• _Input for this task_

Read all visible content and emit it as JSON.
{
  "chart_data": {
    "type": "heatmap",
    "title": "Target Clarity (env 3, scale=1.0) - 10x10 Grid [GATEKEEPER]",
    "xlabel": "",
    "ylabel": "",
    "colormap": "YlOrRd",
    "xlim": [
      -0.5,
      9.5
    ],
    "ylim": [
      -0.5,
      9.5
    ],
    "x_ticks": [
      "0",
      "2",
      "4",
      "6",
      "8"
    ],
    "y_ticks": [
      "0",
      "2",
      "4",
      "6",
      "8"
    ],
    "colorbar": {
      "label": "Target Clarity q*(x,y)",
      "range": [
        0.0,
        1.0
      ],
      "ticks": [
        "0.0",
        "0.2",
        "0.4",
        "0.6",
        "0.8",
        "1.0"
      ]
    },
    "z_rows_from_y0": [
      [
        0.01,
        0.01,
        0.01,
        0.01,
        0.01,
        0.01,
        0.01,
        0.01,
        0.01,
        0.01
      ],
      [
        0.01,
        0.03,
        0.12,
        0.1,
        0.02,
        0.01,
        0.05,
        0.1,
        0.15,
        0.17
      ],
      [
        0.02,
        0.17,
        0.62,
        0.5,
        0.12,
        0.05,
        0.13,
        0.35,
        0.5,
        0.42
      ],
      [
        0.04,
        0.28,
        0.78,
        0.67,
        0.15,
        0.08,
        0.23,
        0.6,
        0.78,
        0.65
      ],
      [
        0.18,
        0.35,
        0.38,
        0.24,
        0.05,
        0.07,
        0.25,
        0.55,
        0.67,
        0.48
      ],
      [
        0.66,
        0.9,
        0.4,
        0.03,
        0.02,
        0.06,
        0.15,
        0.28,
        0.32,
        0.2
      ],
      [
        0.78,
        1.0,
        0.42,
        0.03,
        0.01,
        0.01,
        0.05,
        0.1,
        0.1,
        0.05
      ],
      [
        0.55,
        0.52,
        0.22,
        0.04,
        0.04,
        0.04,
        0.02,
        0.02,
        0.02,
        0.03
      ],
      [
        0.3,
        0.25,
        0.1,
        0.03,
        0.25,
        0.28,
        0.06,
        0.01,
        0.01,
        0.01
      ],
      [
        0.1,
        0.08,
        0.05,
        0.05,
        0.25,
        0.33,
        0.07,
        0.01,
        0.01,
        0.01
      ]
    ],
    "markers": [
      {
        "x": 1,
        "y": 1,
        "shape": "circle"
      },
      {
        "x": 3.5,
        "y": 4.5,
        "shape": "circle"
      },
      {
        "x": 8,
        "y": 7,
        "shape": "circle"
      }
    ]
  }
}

• _Written instruction_
Copy every line of the listing that includes the string "Target".

• _Written reply_
    "title": "Target Clarity (env 3, scale=1.0) - 10x10 Grid [GATEKEEPER]",
      "label": "Target Clarity q*(x,y)",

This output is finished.